● GIVEN INSTRUCTION: Keep every line where the word "JSON" appears; drop the rest.

● MATERIAL SHOWN:
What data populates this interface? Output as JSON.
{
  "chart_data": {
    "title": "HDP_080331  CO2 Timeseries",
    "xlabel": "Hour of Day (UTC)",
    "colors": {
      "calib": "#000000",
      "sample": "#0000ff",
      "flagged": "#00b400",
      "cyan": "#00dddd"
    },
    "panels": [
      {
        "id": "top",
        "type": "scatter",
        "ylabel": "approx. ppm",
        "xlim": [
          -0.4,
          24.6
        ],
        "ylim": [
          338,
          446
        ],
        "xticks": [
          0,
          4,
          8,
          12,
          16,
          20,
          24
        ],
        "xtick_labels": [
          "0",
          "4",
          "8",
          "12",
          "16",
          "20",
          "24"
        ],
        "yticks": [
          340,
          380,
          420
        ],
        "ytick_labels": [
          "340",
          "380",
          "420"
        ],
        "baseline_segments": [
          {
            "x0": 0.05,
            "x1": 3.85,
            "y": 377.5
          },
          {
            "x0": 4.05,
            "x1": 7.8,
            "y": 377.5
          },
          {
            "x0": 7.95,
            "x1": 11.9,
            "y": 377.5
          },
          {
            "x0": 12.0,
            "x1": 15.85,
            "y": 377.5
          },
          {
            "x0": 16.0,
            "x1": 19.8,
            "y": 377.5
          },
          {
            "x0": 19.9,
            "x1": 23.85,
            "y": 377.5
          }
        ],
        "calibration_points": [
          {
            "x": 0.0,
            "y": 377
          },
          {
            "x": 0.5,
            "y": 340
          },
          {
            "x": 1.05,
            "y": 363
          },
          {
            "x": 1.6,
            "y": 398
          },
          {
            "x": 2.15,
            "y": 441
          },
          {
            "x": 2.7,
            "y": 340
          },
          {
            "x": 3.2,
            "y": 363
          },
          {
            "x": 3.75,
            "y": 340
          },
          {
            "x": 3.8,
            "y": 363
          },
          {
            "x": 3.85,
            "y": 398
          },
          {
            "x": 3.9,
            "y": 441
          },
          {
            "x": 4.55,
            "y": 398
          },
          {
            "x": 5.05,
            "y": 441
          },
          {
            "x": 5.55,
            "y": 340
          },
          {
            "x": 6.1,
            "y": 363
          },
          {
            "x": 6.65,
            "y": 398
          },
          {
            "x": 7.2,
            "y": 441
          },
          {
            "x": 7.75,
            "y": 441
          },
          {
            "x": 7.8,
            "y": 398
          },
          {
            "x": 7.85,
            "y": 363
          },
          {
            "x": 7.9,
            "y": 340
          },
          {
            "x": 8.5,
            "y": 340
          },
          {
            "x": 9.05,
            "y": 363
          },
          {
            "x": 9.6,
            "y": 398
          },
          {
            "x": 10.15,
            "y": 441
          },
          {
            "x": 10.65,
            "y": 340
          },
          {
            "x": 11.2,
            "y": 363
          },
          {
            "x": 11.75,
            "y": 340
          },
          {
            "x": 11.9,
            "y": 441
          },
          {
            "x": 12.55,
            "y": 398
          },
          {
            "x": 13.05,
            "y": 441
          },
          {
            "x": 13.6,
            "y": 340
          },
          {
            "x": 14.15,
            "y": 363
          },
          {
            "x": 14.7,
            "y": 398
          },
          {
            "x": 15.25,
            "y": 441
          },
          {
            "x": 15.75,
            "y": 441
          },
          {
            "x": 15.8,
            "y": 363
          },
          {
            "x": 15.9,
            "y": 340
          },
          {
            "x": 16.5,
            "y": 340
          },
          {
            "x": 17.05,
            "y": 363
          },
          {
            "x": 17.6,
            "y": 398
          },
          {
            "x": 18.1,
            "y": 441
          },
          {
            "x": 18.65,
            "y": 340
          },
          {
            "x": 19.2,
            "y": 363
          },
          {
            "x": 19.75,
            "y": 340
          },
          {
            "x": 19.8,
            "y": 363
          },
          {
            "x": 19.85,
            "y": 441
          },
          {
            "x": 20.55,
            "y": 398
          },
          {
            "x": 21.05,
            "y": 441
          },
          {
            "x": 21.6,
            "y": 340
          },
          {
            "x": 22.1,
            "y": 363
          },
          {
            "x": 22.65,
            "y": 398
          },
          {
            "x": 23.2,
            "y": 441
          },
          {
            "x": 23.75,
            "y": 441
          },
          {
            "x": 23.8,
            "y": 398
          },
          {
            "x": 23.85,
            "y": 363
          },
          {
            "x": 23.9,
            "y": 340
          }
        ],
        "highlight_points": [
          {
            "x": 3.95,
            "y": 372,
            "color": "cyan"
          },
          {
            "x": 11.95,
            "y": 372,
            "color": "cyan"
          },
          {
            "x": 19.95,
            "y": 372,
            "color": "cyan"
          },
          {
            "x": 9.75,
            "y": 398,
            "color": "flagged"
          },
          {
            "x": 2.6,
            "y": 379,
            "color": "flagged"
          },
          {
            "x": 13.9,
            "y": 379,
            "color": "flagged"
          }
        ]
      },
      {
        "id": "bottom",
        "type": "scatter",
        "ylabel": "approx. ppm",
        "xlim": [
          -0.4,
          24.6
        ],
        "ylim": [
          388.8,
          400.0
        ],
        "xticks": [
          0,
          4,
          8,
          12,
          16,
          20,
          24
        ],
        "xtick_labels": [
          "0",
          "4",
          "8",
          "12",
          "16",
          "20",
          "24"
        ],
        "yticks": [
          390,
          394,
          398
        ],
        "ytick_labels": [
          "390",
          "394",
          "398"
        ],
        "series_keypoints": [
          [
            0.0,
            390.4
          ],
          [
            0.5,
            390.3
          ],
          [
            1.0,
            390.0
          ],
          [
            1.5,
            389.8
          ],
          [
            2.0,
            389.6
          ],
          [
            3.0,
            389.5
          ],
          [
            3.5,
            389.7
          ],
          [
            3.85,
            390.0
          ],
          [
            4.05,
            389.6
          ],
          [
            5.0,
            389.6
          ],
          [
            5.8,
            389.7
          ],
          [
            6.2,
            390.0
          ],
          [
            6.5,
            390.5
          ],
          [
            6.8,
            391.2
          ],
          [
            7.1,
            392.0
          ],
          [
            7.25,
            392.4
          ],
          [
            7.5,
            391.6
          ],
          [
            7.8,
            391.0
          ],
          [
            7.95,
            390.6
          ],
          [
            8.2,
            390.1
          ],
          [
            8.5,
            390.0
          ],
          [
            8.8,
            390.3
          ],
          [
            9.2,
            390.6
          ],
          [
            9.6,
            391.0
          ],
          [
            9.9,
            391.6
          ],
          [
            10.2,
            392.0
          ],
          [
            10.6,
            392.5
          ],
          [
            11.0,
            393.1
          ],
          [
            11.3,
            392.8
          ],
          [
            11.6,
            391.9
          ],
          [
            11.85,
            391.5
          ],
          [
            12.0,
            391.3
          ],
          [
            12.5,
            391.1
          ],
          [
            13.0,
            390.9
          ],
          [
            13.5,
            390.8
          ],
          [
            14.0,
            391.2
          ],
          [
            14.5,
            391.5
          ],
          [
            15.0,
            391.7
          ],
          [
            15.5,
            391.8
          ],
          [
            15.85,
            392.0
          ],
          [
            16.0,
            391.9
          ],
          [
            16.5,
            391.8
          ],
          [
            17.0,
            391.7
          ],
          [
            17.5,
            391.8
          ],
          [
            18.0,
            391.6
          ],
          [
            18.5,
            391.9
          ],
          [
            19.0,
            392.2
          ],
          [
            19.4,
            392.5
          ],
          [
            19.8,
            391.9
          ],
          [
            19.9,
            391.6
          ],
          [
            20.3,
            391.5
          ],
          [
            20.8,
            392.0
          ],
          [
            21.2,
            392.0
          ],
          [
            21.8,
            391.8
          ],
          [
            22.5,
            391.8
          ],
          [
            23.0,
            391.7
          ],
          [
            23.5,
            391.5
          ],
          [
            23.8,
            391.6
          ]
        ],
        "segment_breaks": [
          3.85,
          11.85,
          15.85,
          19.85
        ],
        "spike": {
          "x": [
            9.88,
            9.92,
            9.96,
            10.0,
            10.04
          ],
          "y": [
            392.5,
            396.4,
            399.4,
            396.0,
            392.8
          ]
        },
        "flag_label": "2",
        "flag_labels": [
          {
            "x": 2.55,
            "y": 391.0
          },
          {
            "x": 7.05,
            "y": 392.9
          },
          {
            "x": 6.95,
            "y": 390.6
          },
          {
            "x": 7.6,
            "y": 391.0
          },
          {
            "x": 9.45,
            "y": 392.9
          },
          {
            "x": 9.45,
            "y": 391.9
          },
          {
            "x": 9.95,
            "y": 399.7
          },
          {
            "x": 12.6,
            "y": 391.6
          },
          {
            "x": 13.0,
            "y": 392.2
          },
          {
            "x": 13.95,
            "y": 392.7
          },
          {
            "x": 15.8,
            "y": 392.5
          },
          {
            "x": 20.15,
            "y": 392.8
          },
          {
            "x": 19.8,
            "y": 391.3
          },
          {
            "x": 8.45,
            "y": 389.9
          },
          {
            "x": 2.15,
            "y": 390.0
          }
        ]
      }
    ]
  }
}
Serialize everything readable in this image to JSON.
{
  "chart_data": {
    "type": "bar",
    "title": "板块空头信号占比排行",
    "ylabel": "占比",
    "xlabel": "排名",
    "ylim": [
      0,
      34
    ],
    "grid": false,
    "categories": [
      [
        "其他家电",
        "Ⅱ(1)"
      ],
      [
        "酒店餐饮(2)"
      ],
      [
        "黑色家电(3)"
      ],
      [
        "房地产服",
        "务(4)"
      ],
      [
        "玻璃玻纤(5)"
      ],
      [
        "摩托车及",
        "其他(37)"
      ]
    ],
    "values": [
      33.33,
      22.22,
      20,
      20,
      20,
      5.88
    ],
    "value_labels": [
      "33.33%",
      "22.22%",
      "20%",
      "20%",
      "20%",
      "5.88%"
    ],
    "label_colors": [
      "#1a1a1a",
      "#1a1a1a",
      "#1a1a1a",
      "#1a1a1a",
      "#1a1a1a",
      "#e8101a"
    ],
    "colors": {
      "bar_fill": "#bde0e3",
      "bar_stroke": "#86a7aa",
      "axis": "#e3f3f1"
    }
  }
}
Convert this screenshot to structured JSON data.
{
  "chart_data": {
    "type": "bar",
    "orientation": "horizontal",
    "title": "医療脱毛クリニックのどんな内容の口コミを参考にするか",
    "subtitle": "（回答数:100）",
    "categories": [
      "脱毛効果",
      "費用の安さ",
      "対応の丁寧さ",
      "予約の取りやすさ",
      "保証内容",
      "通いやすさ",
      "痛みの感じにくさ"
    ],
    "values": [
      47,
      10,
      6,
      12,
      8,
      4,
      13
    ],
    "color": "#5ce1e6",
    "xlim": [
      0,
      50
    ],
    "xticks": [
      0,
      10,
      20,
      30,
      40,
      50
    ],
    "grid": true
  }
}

● SOLUTION:
What data populates this interface? Output as JSON.
Serialize everything readable in this image to JSON.
Convert this screenshot to structured JSON data.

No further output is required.